### [Items listed in a dataset]
-- START --
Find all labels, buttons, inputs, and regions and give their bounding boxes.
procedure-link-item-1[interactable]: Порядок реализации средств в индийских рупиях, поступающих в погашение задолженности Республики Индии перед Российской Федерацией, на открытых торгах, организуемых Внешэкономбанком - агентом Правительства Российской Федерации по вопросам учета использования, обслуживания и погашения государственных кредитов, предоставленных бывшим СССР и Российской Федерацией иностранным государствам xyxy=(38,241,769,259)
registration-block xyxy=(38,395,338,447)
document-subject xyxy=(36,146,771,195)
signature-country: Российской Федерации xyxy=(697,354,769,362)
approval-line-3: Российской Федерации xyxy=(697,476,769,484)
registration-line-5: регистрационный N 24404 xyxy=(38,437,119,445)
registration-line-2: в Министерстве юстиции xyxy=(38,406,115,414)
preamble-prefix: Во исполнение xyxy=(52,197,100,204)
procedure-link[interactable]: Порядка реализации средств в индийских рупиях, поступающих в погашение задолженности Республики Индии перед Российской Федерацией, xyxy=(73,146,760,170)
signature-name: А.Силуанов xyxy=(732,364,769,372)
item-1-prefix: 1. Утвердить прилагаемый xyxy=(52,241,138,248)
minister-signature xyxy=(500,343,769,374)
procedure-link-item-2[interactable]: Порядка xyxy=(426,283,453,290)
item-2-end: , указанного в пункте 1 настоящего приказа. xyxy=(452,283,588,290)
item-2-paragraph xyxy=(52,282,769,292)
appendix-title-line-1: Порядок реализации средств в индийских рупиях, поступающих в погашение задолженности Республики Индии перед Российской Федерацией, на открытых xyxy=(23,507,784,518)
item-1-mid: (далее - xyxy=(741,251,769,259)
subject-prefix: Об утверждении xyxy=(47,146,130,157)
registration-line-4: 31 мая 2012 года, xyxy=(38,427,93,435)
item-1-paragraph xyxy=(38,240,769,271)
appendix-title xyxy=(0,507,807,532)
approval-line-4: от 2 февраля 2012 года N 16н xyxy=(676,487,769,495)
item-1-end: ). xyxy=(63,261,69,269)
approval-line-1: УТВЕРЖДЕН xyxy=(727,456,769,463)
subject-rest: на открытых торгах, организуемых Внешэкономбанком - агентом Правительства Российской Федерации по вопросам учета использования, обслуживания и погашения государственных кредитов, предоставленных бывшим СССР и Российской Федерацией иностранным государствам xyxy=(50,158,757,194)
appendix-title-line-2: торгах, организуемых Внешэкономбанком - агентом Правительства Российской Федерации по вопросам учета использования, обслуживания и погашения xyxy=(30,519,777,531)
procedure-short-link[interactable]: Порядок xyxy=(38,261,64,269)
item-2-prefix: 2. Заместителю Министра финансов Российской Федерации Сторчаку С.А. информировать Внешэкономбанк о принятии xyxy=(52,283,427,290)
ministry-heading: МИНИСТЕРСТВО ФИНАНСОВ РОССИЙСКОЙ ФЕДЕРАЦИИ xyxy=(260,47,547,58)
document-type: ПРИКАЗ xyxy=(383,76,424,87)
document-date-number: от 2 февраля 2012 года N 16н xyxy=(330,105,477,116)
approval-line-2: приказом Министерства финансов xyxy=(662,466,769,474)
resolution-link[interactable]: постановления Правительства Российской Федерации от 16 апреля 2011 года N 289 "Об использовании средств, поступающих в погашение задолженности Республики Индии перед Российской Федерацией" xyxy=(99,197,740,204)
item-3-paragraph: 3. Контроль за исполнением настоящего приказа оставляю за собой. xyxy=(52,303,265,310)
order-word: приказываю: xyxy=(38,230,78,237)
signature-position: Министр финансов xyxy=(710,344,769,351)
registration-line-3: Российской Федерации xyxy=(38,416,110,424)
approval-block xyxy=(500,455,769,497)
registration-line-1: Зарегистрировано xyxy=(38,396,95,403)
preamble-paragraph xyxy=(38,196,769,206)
-- END --
### [THE REQUEST]
Give every line of the data above as a JSON list of strings, one string per line, with blank lines left out.

### [EXERCISE ANSWER]
[
  "Find all labels, buttons, inputs, and regions and give their bounding boxes.",
  "procedure-link-item-1[interactable]: Порядок реализации средств в индийских рупиях, поступающих в погашение задолженности Республики Индии перед Российской Федерацией, на открытых торгах, организуемых Внешэкономбанком - агентом Правительства Российской Федерации по вопросам учета использования, обслуживания и погашения государственных кредитов, предоставленных бывшим СССР и Российской Федерацией иностранным государствам xyxy=(38,241,769,259)",
  "registration-block xyxy=(38,395,338,447)",
  "document-subject xyxy=(36,146,771,195)",
  "signature-country: Российской Федерации xyxy=(697,354,769,362)",
  "approval-line-3: Российской Федерации xyxy=(697,476,769,484)",
  "registration-line-5: регистрационный N 24404 xyxy=(38,437,119,445)",
  "registration-line-2: в Министерстве юстиции xyxy=(38,406,115,414)",
  "preamble-prefix: Во исполнение xyxy=(52,197,100,204)",
  "procedure-link[interactable]: Порядка реализации средств в индийских рупиях, поступающих в погашение задолженности Республики Индии перед Российской Федерацией, xyxy=(73,146,760,170)",
  "signature-name: А.Силуанов xyxy=(732,364,769,372)",
  "item-1-prefix: 1. Утвердить прилагаемый xyxy=(52,241,138,248)",
  "minister-signature xyxy=(500,343,769,374)",
  "procedure-link-item-2[interactable]: Порядка xyxy=(426,283,453,290)",
  "item-2-end: , указанного в пункте 1 настоящего приказа. xyxy=(452,283,588,290)",
  "item-2-paragraph xyxy=(52,282,769,292)",
  "appendix-title-line-1: Порядок реализации средств в индийских рупиях, поступающих в погашение задолженности Республики Индии перед Российской Федерацией, на открытых xyxy=(23,507,784,518)",
  "item-1-mid: (далее - xyxy=(741,251,769,259)",
  "subject-prefix: Об утверждении xyxy=(47,146,130,157)",
  "registration-line-4: 31 мая 2012 года, xyxy=(38,427,93,435)",
  "item-1-paragraph xyxy=(38,240,769,271)",
  "appendix-title xyxy=(0,507,807,532)",
  "approval-line-4: от 2 февраля 2012 года N 16н xyxy=(676,487,769,495)",
  "item-1-end: ). xyxy=(63,261,69,269)",
  "approval-line-1: УТВЕРЖДЕН xyxy=(727,456,769,463)",
  "subject-rest: на открытых торгах, организуемых Внешэкономбанком - агентом Правительства Российской Федерации по вопросам учета использования, обслуживания и погашения государственных кредитов, предоставленных бывшим СССР и Российской Федерацией иностранным государствам xyxy=(50,158,757,194)",
  "appendix-title-line-2: торгах, организуемых Внешэкономбанком - агентом Правительства Российской Федерации по вопросам учета использования, обслуживания и погашения xyxy=(30,519,777,531)",
  "procedure-short-link[interactable]: Порядок xyxy=(38,261,64,269)",
  "item-2-prefix: 2. Заместителю Министра финансов Российской Федерации Сторчаку С.А. информировать Внешэкономбанк о принятии xyxy=(52,283,427,290)",
  "ministry-heading: МИНИСТЕРСТВО ФИНАНСОВ РОССИЙСКОЙ ФЕДЕРАЦИИ xyxy=(260,47,547,58)",
  "document-type: ПРИКАЗ xyxy=(383,76,424,87)",
  "document-date-number: от 2 февраля 2012 года N 16н xyxy=(330,105,477,116)",
  "approval-line-2: приказом Министерства финансов xyxy=(662,466,769,474)",
  "resolution-link[interactable]: постановления Правительства Российской Федерации от 16 апреля 2011 года N 289 \"Об использовании средств, поступающих в погашение задолженности Республики Индии перед Российской Федерацией\" xyxy=(99,197,740,204)",
  "item-3-paragraph: 3. Контроль за исполнением настоящего приказа оставляю за собой. xyxy=(52,303,265,310)",
  "order-word: приказываю: xyxy=(38,230,78,237)",
  "signature-position: Министр финансов xyxy=(710,344,769,351)",
  "registration-line-3: Российской Федерации xyxy=(38,416,110,424)",
  "approval-block xyxy=(500,455,769,497)",
  "registration-line-1: Зарегистрировано xyxy=(38,396,95,403)",
  "preamble-paragraph xyxy=(38,196,769,206)"
]